Speaking In Tongues
Лавка Языков
Виктория Угрюмова
Роль фэнтэзи в эпоху отсутствия горячей воды
(ошметки общих рассуждений о праве искусства на вымысел)
Не надо быть жестокими.
Не будем спрашивать
у людей, живут ли они.
С.Е.Лец
Когда-нибудь наши времена тоже станут легендарными, эти легенды стоило
бы услышать — удовольствие заведомо гарантировано. Поверить в них нашим
потомкам будет значительно труднее, чем нам в Троянскую войну и странствия
Одиссея; приключения Гильгамеша и Энкиду; существование Вальгаллы, ясеня
Иггдрасиля и дворца Бильскирмира; в Кетцалькоатля и Тескатлипоку — мало
ли что еще. Ведь по большому счету и мы практически не верим в наше собственное
прошлое, списывая самые яркие, потрясающие, удивительные картины на слишком
бурную, слишком богатую фантазию тех, кто пытался это прошлое до нас каким-то
образом донести.
И отчего же тогда мы уверены в том, что в нас, теперешних, можно поверить?
Неужели только от того, что считаем, что иначе жить нельзя, претендуя таким
образом на истину в последней инстанции, на безошибочность и непогрешимость
своих суждений. Или вообще не задумываемся над этими вопросами в виду их
риторичности, бессмысленности и ярко выраженной бесполезности, в противовес
вопросу вопросов — когда же наконец дадут горячую воду (зарплату, квартиру,
покой — нужное подчеркнуть).
А ведь о нас станут слагать легенды — хотим мы того или нет.
============
### Задание 1
Соберите из листинга ниже все строки, где встречается строка «STUDIO».
============
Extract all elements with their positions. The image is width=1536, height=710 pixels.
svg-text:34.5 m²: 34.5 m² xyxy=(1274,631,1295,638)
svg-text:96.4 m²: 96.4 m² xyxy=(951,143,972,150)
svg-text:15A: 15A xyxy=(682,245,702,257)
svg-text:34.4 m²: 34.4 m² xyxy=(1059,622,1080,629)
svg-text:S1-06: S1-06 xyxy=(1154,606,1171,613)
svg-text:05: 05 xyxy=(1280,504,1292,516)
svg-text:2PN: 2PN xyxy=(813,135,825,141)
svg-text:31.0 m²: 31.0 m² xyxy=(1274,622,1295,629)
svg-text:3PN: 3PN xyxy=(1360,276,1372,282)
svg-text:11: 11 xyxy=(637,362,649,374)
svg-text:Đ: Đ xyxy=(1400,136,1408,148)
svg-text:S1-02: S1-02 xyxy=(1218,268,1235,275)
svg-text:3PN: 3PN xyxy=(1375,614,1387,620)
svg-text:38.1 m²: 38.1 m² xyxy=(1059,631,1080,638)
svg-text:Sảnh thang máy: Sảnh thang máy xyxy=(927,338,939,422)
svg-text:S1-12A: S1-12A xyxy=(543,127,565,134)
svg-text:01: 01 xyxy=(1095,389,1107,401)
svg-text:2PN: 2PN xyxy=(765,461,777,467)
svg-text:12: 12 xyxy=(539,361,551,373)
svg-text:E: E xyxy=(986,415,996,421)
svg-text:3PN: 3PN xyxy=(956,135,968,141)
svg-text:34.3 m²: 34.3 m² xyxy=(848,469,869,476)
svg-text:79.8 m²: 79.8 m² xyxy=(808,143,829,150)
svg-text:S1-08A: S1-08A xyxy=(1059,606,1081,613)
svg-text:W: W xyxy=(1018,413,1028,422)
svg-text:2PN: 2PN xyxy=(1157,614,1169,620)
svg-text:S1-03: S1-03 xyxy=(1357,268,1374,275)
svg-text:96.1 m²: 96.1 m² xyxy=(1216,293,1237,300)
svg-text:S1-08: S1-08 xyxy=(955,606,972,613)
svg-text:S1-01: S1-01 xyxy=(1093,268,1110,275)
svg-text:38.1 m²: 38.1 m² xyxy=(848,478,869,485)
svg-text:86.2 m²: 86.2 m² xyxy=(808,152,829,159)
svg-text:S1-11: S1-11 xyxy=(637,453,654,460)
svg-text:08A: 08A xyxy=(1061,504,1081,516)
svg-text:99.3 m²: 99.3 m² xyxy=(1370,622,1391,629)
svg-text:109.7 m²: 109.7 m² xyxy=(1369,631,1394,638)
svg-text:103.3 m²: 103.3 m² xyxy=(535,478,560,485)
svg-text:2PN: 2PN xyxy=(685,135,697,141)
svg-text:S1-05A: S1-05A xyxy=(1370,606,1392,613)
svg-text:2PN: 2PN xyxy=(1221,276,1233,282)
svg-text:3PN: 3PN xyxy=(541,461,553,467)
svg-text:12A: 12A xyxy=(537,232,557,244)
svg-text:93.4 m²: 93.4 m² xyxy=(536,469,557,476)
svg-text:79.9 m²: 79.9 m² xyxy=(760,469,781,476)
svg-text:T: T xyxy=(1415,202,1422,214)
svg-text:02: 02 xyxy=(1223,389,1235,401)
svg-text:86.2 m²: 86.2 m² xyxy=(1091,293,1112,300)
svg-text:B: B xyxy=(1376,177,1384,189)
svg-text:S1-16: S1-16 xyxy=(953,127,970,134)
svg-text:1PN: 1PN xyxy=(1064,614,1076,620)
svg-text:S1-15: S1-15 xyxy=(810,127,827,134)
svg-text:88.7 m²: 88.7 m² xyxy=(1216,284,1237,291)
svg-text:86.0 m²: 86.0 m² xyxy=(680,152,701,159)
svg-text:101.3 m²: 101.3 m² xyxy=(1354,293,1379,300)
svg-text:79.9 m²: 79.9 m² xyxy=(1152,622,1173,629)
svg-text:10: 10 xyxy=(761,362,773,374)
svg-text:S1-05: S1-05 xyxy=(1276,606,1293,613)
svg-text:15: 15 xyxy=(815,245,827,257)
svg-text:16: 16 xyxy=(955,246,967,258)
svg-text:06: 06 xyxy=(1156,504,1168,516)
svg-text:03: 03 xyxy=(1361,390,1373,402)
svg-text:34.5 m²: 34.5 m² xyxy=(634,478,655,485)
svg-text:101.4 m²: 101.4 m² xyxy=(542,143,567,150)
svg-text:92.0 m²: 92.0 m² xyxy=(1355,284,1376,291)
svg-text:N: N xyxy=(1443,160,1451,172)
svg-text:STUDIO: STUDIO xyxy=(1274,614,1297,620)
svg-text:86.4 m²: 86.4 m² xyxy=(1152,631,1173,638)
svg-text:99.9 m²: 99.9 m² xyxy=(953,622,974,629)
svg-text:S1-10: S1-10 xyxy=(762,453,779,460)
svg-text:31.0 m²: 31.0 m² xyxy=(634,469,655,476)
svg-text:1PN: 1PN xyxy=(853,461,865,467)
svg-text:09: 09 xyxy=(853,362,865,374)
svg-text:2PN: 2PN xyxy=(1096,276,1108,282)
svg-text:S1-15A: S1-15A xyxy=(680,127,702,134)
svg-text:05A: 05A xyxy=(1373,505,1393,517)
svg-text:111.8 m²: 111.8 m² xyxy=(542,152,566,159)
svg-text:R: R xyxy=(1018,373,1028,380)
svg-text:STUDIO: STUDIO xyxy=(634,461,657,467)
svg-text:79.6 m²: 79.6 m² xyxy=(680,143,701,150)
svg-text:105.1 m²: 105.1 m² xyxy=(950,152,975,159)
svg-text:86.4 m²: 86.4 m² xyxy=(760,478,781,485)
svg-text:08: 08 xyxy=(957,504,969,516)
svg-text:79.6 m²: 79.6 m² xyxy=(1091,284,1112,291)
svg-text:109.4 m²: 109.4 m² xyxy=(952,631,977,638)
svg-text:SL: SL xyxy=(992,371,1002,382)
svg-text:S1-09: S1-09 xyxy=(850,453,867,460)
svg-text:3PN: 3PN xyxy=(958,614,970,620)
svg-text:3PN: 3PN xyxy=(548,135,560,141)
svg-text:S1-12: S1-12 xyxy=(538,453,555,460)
============
### Задание 2
Верните текст о роли фэнтэзи, приведенный выше, целиком и без единого изменения.

### Разбор решения 1
svg-text:STUDIO: STUDIO xyxy=(1274,614,1297,620)
svg-text:STUDIO: STUDIO xyxy=(634,461,657,467)

### Разбор решения 2
Speaking In Tongues
Лавка Языков
Виктория Угрюмова
Роль фэнтэзи в эпоху отсутствия горячей воды
(ошметки общих рассуждений о праве искусства на вымысел)
Не надо быть жестокими.
Не будем спрашивать
у людей, живут ли они.
С.Е.Лец
Когда-нибудь наши времена тоже станут легендарными, эти легенды стоило
бы услышать — удовольствие заведомо гарантировано. Поверить в них нашим
потомкам будет значительно труднее, чем нам в Троянскую войну и странствия
Одиссея; приключения Гильгамеша и Энкиду; существование Вальгаллы, ясеня
Иггдрасиля и дворца Бильскирмира; в Кетцалькоатля и Тескатлипоку — мало
ли что еще. Ведь по большому счету и мы практически не верим в наше собственное
прошлое, списывая самые яркие, потрясающие, удивительные картины на слишком
бурную, слишком богатую фантазию тех, кто пытался это прошлое до нас каким-то
образом донести.
И отчего же тогда мы уверены в том, что в нас, теперешних, можно поверить?
Неужели только от того, что считаем, что иначе жить нельзя, претендуя таким
образом на истину в последней инстанции, на безошибочность и непогрешимость
своих суждений. Или вообще не задумываемся над этими вопросами в виду их
риторичности, бессмысленности и ярко выраженной бесполезности, в противовес
вопросу вопросов — когда же наконец дадут горячую воду (зарплату, квартиру,
покой — нужное подчеркнуть).
А ведь о нас станут слагать легенды — хотим мы того или нет.